### THE PROBLEM
Reproduce all of the material exactly as shown.

## start LISTING

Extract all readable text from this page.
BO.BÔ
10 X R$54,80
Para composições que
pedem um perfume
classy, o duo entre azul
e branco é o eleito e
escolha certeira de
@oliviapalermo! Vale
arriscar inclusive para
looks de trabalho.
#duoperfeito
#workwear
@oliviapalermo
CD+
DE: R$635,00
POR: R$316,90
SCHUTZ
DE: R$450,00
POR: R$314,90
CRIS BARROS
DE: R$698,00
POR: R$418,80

## end LISTING

### RESULT OF THIS EXERCISE
Extract all readable text from this page.
BO.BÔ
10 X R$54,80
Para composições que
pedem um perfume
classy, o duo entre azul
e branco é o eleito e
escolha certeira de
@oliviapalermo! Vale
arriscar inclusive para
looks de trabalho.
#duoperfeito
#workwear
@oliviapalermo
CD+
DE: R$635,00
POR: R$316,90
SCHUTZ
DE: R$450,00
POR: R$314,90
CRIS BARROS
DE: R$698,00
POR: R$418,80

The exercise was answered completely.